• _Stored entries_
· · · · ·

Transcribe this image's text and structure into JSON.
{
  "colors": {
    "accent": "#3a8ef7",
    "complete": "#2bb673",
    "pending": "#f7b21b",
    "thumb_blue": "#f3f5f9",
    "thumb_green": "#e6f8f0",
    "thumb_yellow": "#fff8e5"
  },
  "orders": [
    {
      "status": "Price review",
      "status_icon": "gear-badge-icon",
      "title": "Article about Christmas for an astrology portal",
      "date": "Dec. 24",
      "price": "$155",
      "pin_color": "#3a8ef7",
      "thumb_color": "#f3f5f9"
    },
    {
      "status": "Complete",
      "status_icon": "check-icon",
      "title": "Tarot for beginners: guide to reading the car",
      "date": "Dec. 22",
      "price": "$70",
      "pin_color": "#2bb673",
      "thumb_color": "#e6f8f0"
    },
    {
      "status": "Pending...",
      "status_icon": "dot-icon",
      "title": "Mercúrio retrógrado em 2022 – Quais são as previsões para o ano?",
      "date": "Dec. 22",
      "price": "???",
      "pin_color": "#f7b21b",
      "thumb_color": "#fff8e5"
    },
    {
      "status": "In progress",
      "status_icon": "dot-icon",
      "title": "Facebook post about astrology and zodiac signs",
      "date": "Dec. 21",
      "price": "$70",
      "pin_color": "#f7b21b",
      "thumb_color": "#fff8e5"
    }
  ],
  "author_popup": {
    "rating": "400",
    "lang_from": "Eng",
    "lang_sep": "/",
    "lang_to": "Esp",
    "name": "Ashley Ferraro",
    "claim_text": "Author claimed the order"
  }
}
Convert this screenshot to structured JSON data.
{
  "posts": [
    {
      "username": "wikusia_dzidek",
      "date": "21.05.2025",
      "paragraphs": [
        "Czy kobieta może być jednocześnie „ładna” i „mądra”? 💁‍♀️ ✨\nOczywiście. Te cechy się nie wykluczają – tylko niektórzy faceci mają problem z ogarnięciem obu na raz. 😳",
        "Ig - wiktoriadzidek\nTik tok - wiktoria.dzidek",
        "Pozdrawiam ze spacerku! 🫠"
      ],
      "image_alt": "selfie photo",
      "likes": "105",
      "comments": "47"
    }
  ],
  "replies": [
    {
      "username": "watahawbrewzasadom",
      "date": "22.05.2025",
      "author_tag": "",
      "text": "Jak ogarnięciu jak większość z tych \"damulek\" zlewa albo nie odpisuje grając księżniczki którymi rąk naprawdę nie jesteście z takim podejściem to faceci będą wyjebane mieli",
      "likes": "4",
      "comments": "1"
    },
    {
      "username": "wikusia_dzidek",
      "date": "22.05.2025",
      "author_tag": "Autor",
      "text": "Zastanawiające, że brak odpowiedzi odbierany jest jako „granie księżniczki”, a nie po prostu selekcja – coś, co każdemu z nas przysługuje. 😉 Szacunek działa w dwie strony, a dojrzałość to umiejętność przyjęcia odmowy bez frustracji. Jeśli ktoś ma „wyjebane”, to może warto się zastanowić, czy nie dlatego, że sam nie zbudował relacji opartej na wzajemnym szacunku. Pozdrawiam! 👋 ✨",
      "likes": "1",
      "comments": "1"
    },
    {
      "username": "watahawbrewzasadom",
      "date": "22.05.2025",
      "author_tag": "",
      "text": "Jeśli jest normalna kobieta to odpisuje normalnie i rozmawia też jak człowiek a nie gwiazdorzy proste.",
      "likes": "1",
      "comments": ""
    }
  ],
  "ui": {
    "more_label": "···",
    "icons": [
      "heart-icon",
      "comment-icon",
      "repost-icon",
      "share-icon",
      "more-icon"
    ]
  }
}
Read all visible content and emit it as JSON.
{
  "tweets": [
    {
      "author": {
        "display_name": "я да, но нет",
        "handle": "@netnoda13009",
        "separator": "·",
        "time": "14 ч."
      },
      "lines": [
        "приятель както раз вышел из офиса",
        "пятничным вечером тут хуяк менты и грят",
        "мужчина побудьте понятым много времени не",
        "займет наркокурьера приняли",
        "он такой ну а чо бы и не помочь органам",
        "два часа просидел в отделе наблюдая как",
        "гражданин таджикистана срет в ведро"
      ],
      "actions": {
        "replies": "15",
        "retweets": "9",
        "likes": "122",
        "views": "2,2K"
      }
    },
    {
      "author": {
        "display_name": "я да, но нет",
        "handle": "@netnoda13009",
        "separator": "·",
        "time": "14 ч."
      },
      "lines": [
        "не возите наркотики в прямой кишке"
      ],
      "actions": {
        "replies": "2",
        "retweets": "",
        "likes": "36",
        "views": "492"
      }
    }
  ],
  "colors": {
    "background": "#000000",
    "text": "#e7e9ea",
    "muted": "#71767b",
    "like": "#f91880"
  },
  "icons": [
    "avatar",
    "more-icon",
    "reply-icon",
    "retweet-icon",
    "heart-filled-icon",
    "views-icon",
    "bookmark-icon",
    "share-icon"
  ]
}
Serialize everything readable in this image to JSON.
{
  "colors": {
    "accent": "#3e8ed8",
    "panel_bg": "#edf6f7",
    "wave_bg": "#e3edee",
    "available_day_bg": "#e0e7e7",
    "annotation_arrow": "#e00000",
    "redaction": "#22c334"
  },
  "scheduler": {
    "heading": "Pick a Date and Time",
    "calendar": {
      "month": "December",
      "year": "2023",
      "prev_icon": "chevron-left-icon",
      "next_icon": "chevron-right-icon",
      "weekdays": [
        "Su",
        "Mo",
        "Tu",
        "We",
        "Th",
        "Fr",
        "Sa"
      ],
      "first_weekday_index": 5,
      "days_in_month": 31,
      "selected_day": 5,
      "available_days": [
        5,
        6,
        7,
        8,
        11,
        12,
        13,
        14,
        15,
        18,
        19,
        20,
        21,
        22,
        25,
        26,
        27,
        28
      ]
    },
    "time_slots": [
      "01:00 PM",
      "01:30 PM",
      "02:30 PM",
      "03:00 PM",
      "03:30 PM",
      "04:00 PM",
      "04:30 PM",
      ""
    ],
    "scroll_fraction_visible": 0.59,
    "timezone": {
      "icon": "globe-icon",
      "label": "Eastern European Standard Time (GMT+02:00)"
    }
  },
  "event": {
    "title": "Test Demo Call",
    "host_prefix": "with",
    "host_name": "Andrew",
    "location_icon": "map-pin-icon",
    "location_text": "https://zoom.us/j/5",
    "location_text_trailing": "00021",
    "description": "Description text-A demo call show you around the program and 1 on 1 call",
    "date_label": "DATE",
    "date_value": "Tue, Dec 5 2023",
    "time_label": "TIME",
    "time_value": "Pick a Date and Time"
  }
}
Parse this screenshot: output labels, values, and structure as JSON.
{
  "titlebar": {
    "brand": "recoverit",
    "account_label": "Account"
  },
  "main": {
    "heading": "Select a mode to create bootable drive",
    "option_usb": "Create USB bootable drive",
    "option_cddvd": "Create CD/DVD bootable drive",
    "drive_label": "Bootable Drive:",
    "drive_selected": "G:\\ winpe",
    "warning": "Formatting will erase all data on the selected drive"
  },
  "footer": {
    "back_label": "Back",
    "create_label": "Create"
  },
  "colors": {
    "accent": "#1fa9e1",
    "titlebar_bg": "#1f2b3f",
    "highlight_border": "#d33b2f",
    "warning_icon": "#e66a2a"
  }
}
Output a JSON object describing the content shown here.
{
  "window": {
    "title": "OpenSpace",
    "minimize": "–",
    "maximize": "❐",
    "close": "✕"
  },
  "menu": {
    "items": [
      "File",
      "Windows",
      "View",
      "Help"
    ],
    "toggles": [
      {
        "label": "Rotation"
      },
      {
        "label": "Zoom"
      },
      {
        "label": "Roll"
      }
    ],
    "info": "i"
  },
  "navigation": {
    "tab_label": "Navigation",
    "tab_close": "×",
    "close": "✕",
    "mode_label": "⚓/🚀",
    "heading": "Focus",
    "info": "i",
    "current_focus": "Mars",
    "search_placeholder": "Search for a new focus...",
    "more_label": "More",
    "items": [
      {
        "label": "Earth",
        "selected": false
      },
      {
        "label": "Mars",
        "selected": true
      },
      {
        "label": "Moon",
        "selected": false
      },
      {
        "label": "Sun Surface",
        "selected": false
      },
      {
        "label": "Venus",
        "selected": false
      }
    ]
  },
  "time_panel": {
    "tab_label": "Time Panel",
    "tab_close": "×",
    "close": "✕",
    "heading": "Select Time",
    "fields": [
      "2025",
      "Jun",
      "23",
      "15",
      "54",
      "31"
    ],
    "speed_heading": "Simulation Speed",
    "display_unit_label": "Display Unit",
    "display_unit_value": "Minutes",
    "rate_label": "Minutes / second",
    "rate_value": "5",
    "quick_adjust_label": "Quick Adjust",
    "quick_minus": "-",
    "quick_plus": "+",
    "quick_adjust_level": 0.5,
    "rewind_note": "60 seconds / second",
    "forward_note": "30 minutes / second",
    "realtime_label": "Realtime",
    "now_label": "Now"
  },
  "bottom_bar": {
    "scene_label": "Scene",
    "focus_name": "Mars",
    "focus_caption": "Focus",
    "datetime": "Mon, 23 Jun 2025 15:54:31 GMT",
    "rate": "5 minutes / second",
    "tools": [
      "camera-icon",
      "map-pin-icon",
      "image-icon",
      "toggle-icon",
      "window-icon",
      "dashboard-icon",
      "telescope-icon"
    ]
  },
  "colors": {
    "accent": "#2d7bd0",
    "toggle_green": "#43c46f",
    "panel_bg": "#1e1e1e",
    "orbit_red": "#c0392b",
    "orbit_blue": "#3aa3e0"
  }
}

· · · · ·

• _Objective_
Look over the records above and copy each line that includes the string "second".

• _Finished exercise_
    "rate_label": "Minutes / second",
    "rewind_note": "60 seconds / second",
    "forward_note": "30 minutes / second",
    "rate": "5 minutes / second",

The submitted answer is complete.